Short task:
Repeat the records word for word, excluding any picture.

Records for this exercise:
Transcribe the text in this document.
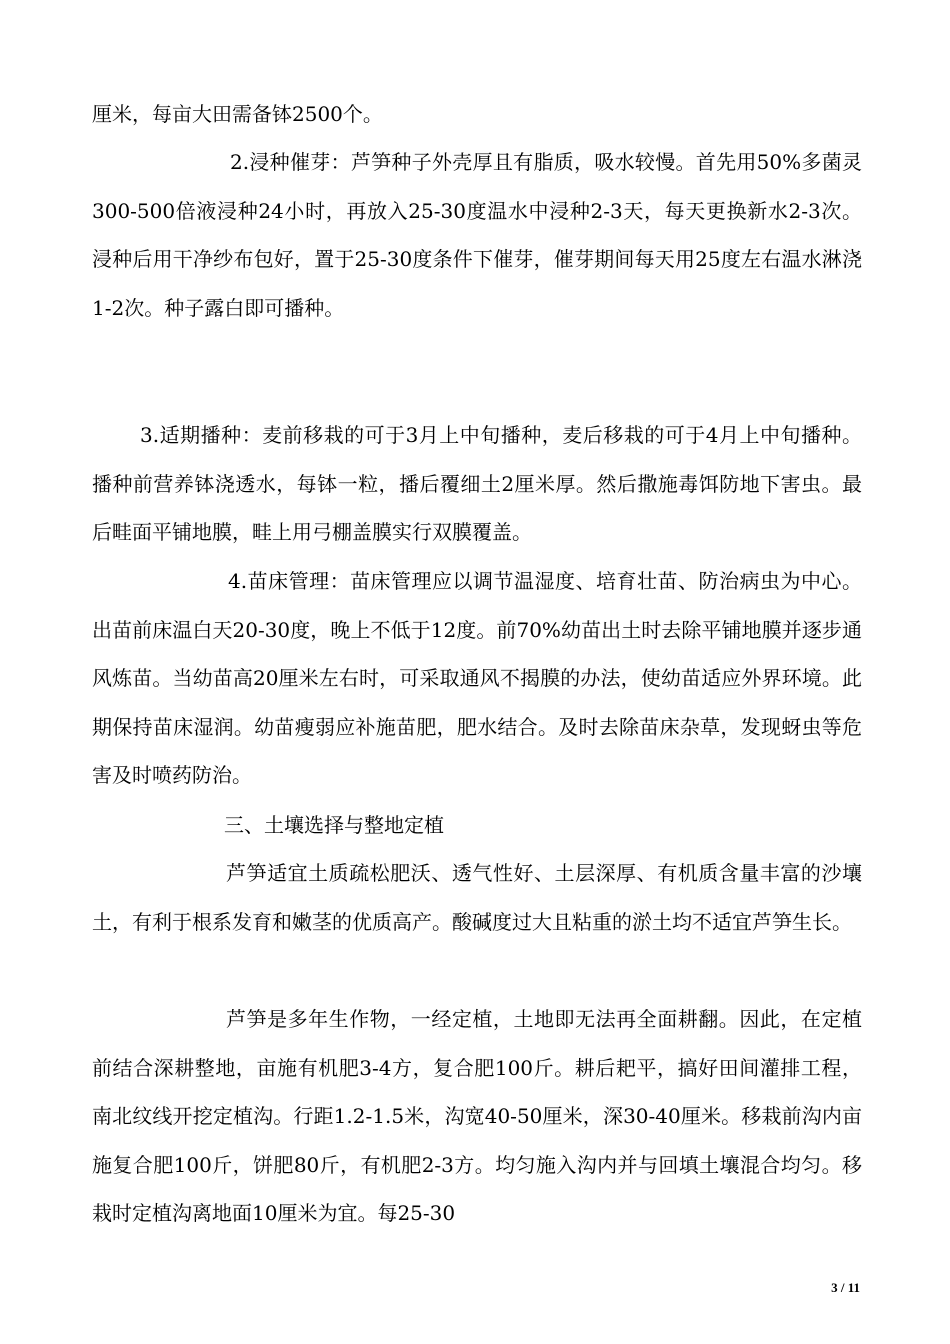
厘米，每亩大田需备钵2500个。

2.浸种催芽：芦笋种子外壳厚且有脂质，吸水较慢。首先用50%多菌灵300-500倍液浸种24小时，再放入25-30度温水中浸种2-3天，每天更换新水2-3次。浸种后用干净纱布包好，置于25-30度条件下催芽，催芽期间每天用25度左右温水淋浇1-2次。种子露白即可播种。

3.适期播种：麦前移栽的可于3月上中旬播种，麦后移栽的可于4月上中旬播种。播种前营养钵浇透水，每钵一粒，播后覆细土2厘米厚。然后撒施毒饵防地下害虫。最后畦面平铺地膜，畦上用弓棚盖膜实行双膜覆盖。

4.苗床管理：苗床管理应以调节温湿度、培育壮苗、防治病虫为中心。出苗前床温白天20-30度，晚上不低于12度。前70%幼苗出土时去除平铺地膜并逐步通风炼苗。当幼苗高20厘米左右时，可采取通风不揭膜的办法，使幼苗适应外界环境。此期保持苗床湿润。幼苗瘦弱应补施苗肥，肥水结合。及时去除苗床杂草，发现蚜虫等危害及时喷药防治。

三、土壤选择与整地定植

芦笋适宜土质疏松肥沃、透气性好、土层深厚、有机质含量丰富的沙壤土，有利于根系发育和嫩茎的优质高产。酸碱度过大且粘重的淤土均不适宜芦笋生长。

芦笋是多年生作物，一经定植，土地即无法再全面耕翻。因此，在定植前结合深耕整地，亩施有机肥3-4方，复合肥100斤。耕后耙平，搞好田间灌排工程，南北纹线开挖定植沟。行距1.2-1.5米，沟宽40-50厘米，深30-40厘米。移栽前沟内亩施复合肥100斤，饼肥80斤，有机肥2-3方。均匀施入沟内并与回填土壤混合均匀。移栽时定植沟离地面10厘米为宜。每25-30

3 / 11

Response below:
Transcribe the text in this document.
厘米，每亩大田需备钵2500个。

2.浸种催芽：芦笋种子外壳厚且有脂质，吸水较慢。首先用50%多菌灵300-500倍液浸种24小时，再放入25-30度温水中浸种2-3天，每天更换新水2-3次。浸种后用干净纱布包好，置于25-30度条件下催芽，催芽期间每天用25度左右温水淋浇1-2次。种子露白即可播种。

3.适期播种：麦前移栽的可于3月上中旬播种，麦后移栽的可于4月上中旬播种。播种前营养钵浇透水，每钵一粒，播后覆细土2厘米厚。然后撒施毒饵防地下害虫。最后畦面平铺地膜，畦上用弓棚盖膜实行双膜覆盖。

4.苗床管理：苗床管理应以调节温湿度、培育壮苗、防治病虫为中心。出苗前床温白天20-30度，晚上不低于12度。前70%幼苗出土时去除平铺地膜并逐步通风炼苗。当幼苗高20厘米左右时，可采取通风不揭膜的办法，使幼苗适应外界环境。此期保持苗床湿润。幼苗瘦弱应补施苗肥，肥水结合。及时去除苗床杂草，发现蚜虫等危害及时喷药防治。

三、土壤选择与整地定植

芦笋适宜土质疏松肥沃、透气性好、土层深厚、有机质含量丰富的沙壤土，有利于根系发育和嫩茎的优质高产。酸碱度过大且粘重的淤土均不适宜芦笋生长。

芦笋是多年生作物，一经定植，土地即无法再全面耕翻。因此，在定植前结合深耕整地，亩施有机肥3-4方，复合肥100斤。耕后耙平，搞好田间灌排工程，南北纹线开挖定植沟。行距1.2-1.5米，沟宽40-50厘米，深30-40厘米。移栽前沟内亩施复合肥100斤，饼肥80斤，有机肥2-3方。均匀施入沟内并与回填土壤混合均匀。移栽时定植沟离地面10厘米为宜。每25-30

3 / 11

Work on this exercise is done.